▶ _Work task_
What lines of the data below include the word "docs"? Report them by copying each.

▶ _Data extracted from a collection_
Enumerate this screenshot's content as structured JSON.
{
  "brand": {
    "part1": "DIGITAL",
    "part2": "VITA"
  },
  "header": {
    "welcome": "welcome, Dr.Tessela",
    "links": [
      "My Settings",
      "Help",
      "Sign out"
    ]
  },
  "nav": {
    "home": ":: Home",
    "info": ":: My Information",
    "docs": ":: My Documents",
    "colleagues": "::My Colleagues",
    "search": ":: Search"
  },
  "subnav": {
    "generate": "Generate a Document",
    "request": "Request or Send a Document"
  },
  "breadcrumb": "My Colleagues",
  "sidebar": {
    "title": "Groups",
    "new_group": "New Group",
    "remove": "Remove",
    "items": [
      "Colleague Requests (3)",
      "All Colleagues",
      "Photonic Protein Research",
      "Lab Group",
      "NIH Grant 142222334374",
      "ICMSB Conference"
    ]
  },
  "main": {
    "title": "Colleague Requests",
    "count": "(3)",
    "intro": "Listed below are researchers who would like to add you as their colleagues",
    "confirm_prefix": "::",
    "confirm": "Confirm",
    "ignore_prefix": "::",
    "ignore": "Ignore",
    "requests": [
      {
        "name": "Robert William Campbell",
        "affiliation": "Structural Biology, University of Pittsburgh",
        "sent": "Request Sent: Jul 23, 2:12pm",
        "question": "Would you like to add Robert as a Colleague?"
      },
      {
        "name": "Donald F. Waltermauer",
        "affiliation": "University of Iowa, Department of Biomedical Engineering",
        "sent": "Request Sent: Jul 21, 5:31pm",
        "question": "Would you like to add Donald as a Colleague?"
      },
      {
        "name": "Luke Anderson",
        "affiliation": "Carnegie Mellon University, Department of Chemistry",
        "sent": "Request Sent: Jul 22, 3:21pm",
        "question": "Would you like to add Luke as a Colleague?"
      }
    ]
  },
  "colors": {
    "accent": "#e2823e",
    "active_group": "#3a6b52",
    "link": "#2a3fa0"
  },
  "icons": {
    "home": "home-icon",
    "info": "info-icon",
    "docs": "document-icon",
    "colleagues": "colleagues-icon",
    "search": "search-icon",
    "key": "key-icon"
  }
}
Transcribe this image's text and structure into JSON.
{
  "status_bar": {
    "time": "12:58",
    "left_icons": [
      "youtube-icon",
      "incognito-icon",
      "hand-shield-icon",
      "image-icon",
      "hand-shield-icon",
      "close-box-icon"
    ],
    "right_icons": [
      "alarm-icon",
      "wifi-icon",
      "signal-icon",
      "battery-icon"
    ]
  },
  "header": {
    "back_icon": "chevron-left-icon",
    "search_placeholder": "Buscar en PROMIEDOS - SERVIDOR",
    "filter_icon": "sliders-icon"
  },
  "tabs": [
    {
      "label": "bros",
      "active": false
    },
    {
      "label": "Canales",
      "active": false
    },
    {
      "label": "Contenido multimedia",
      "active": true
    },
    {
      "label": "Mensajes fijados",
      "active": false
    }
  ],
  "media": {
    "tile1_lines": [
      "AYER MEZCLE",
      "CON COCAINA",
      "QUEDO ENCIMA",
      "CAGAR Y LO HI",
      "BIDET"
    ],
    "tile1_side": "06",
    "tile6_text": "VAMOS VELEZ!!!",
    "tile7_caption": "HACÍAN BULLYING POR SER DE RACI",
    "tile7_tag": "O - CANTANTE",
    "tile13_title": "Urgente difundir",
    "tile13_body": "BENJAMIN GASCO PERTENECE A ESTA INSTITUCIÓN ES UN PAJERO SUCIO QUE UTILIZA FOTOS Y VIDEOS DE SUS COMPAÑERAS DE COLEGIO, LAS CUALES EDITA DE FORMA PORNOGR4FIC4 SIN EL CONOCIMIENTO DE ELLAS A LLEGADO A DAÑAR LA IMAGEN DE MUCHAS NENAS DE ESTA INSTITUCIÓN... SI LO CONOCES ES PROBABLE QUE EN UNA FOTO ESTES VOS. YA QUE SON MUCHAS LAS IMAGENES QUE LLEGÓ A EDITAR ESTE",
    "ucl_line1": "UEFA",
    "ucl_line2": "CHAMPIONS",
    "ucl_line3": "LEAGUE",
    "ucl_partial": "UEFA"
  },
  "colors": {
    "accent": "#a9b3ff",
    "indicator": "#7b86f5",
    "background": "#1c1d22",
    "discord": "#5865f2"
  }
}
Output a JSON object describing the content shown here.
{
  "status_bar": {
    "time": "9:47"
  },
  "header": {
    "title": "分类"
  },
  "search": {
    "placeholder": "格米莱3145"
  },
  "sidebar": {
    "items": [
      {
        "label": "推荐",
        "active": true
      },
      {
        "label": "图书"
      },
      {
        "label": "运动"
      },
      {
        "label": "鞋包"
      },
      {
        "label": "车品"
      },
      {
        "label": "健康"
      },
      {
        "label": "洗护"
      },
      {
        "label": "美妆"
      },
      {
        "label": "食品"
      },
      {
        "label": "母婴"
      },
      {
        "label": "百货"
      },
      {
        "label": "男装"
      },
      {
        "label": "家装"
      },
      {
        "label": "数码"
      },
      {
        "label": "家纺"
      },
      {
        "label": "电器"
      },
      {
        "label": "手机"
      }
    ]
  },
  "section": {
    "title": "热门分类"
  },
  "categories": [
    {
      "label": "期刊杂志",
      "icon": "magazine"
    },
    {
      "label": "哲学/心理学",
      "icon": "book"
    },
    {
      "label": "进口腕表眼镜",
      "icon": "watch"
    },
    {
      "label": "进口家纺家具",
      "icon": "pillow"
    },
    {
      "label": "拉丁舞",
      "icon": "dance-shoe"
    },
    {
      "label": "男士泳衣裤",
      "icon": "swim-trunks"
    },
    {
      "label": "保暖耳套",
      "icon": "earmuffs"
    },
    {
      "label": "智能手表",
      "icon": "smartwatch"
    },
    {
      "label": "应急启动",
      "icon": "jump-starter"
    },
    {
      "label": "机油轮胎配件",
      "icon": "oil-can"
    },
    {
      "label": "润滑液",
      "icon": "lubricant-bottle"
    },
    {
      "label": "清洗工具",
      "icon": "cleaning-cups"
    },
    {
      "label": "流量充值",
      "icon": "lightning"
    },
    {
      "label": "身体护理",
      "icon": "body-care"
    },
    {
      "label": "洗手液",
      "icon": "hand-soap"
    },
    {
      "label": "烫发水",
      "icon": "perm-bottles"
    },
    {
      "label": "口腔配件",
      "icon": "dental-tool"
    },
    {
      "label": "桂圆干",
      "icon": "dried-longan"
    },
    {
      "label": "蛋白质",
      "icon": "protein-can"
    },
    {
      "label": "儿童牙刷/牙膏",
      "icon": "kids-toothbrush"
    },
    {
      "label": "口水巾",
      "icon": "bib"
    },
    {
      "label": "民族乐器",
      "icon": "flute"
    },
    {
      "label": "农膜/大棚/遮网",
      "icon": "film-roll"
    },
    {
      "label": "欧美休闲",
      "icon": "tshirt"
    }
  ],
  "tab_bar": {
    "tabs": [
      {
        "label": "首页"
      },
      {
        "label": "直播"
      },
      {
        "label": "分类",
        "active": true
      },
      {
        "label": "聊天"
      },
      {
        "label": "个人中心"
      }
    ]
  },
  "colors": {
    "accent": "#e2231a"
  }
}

▶ _Finished task_
    "docs": ":: My Documents",
    "docs": "document-icon",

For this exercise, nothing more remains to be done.